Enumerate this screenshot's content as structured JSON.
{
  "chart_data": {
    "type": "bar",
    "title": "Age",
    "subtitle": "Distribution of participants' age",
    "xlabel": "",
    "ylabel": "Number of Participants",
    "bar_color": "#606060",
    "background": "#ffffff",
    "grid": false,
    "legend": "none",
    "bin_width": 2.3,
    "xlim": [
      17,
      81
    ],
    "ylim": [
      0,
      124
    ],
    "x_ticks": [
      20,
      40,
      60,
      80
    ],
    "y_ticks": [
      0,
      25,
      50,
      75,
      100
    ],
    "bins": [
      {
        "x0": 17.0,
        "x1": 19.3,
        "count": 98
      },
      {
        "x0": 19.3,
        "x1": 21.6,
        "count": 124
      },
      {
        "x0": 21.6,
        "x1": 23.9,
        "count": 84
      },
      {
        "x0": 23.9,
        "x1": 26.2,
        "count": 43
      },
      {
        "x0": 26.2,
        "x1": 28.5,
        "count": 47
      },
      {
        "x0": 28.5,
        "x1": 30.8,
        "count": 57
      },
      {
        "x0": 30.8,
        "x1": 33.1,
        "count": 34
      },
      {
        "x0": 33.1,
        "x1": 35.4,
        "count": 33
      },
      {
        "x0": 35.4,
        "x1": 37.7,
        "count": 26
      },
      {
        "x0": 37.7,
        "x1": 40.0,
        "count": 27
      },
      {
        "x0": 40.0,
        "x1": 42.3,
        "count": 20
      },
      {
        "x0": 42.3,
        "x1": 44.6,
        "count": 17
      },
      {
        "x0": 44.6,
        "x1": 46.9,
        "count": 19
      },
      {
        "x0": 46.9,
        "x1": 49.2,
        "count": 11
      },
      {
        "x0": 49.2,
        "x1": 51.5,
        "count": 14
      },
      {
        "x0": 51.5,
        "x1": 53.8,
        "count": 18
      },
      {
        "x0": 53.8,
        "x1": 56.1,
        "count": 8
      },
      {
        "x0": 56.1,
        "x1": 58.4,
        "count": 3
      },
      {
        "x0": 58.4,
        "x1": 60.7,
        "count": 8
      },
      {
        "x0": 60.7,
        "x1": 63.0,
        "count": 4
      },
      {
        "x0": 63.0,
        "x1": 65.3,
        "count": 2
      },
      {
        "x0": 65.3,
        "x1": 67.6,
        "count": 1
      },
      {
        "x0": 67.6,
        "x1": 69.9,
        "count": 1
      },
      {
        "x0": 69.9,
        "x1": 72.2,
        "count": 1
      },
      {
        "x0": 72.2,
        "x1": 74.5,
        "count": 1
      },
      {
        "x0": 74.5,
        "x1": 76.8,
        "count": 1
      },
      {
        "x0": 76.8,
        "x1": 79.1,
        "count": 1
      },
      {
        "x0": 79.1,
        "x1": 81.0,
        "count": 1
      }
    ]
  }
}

◆ **Directions for this task**: Reproduce the material verbatim, line by line.

◆ **Solution below**:
Enumerate this screenshot's content as structured JSON.
{
  "chart_data": {
    "type": "bar",
    "title": "Age",
    "subtitle": "Distribution of participants' age",
    "xlabel": "",
    "ylabel": "Number of Participants",
    "bar_color": "#606060",
    "background": "#ffffff",
    "grid": false,
    "legend": "none",
    "bin_width": 2.3,
    "xlim": [
      17,
      81
    ],
    "ylim": [
      0,
      124
    ],
    "x_ticks": [
      20,
      40,
      60,
      80
    ],
    "y_ticks": [
      0,
      25,
      50,
      75,
      100
    ],
    "bins": [
      {
        "x0": 17.0,
        "x1": 19.3,
        "count": 98
      },
      {
        "x0": 19.3,
        "x1": 21.6,
        "count": 124
      },
      {
        "x0": 21.6,
        "x1": 23.9,
        "count": 84
      },
      {
        "x0": 23.9,
        "x1": 26.2,
        "count": 43
      },
      {
        "x0": 26.2,
        "x1": 28.5,
        "count": 47
      },
      {
        "x0": 28.5,
        "x1": 30.8,
        "count": 57
      },
      {
        "x0": 30.8,
        "x1": 33.1,
        "count": 34
      },
      {
        "x0": 33.1,
        "x1": 35.4,
        "count": 33
      },
      {
        "x0": 35.4,
        "x1": 37.7,
        "count": 26
      },
      {
        "x0": 37.7,
        "x1": 40.0,
        "count": 27
      },
      {
        "x0": 40.0,
        "x1": 42.3,
        "count": 20
      },
      {
        "x0": 42.3,
        "x1": 44.6,
        "count": 17
      },
      {
        "x0": 44.6,
        "x1": 46.9,
        "count": 19
      },
      {
        "x0": 46.9,
        "x1": 49.2,
        "count": 11
      },
      {
        "x0": 49.2,
        "x1": 51.5,
        "count": 14
      },
      {
        "x0": 51.5,
        "x1": 53.8,
        "count": 18
      },
      {
        "x0": 53.8,
        "x1": 56.1,
        "count": 8
      },
      {
        "x0": 56.1,
        "x1": 58.4,
        "count": 3
      },
      {
        "x0": 58.4,
        "x1": 60.7,
        "count": 8
      },
      {
        "x0": 60.7,
        "x1": 63.0,
        "count": 4
      },
      {
        "x0": 63.0,
        "x1": 65.3,
        "count": 2
      },
      {
        "x0": 65.3,
        "x1": 67.6,
        "count": 1
      },
      {
        "x0": 67.6,
        "x1": 69.9,
        "count": 1
      },
      {
        "x0": 69.9,
        "x1": 72.2,
        "count": 1
      },
      {
        "x0": 72.2,
        "x1": 74.5,
        "count": 1
      },
      {
        "x0": 74.5,
        "x1": 76.8,
        "count": 1
      },
      {
        "x0": 76.8,
        "x1": 79.1,
        "count": 1
      },
      {
        "x0": 79.1,
        "x1": 81.0,
        "count": 1
      }
    ]
  }
}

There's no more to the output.